Find the number of lines below in which the word "location" appears, and write that number only.

Collected data:
— Begin —

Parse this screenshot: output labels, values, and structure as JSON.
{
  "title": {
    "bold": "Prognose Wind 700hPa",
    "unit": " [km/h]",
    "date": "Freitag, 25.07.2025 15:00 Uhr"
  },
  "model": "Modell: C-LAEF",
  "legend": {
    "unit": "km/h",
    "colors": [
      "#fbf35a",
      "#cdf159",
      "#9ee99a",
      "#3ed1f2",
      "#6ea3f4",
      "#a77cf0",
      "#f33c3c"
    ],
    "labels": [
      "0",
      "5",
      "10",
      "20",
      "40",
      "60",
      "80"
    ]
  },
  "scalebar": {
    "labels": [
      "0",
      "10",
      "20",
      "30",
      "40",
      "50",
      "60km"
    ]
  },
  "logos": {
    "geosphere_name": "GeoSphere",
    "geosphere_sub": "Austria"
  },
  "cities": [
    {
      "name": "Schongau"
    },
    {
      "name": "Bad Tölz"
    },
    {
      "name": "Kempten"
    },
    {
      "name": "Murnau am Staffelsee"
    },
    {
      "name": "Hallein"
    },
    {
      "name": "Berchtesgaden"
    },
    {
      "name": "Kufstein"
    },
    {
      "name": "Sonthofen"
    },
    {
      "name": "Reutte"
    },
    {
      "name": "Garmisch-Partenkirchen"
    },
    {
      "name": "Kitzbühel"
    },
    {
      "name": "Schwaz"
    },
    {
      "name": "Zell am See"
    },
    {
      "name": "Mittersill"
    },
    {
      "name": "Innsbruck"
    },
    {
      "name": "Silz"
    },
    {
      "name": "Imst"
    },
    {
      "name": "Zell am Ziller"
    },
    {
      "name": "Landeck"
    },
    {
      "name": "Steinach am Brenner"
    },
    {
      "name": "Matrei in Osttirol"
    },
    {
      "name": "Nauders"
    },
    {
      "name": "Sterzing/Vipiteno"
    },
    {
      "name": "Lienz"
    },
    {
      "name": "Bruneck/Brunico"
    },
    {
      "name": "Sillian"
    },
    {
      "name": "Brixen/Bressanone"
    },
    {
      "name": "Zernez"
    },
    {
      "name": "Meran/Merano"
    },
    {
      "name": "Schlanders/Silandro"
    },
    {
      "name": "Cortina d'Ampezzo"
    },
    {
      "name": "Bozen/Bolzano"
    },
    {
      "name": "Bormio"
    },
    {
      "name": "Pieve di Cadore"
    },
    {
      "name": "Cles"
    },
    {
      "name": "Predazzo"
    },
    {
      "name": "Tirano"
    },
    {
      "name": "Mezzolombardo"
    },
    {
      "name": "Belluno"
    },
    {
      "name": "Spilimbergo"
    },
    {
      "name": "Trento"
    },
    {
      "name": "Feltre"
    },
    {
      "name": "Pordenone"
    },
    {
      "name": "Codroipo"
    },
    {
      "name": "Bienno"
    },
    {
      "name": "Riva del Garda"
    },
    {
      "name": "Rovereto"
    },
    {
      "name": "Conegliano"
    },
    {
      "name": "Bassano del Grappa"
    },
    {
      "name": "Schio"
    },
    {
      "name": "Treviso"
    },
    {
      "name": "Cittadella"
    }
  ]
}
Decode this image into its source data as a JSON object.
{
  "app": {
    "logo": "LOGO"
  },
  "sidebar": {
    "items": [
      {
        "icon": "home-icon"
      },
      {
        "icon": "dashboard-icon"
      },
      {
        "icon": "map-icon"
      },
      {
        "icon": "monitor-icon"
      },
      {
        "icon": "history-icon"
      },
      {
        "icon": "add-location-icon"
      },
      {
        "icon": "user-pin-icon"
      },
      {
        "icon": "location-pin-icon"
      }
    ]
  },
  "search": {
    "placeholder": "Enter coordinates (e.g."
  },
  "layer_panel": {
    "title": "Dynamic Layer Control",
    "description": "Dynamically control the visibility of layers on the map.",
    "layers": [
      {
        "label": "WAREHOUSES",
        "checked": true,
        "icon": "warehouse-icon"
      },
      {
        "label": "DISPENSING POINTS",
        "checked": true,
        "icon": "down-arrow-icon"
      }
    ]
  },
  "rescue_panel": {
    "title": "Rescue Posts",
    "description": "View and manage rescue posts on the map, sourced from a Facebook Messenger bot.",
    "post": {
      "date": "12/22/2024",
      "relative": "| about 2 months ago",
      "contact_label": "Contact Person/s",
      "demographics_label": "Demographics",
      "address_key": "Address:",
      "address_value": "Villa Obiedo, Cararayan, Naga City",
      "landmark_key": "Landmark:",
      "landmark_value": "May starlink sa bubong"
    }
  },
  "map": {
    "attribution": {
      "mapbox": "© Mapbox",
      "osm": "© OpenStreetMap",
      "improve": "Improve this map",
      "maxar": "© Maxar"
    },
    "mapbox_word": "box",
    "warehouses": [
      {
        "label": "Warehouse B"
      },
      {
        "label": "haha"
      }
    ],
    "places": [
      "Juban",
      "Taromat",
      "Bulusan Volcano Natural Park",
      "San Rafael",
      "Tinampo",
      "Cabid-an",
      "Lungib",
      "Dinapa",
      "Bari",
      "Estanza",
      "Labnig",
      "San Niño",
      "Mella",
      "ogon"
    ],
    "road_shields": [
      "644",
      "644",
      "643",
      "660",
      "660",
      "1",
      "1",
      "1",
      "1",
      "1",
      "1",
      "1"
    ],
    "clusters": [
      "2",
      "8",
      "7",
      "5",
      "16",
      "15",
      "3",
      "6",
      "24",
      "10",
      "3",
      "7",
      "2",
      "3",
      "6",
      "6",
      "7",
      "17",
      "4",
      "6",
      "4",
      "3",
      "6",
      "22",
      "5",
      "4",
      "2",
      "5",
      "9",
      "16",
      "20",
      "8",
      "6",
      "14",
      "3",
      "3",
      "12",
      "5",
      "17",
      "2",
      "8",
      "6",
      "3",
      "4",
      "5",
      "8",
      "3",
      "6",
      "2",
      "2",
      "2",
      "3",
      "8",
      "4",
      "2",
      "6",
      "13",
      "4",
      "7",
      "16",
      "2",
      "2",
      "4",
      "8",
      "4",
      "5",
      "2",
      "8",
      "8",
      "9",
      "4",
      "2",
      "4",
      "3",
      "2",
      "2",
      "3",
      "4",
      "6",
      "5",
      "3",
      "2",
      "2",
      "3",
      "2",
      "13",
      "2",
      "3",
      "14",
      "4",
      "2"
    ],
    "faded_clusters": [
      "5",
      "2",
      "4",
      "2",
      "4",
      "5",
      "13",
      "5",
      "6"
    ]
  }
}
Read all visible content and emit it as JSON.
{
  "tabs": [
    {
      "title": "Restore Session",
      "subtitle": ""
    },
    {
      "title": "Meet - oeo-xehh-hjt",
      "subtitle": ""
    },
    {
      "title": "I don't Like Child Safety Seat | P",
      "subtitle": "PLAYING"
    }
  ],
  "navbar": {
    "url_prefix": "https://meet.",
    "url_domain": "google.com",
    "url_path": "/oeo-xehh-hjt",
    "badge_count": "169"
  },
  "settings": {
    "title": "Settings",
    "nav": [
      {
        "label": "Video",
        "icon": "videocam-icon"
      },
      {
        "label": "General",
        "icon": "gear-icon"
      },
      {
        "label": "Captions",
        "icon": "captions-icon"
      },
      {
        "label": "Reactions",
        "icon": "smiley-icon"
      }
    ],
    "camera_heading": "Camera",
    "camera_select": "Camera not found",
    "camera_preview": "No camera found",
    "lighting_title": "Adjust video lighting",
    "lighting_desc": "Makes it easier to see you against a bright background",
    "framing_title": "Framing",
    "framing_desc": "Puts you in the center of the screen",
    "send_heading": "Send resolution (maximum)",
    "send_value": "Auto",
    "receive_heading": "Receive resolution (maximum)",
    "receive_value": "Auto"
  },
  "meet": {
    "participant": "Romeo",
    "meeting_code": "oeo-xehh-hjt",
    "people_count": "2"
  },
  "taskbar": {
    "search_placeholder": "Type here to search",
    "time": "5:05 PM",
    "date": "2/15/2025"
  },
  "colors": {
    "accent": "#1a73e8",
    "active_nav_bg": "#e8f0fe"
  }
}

— End —

**SOLVED PROBLEM:** 2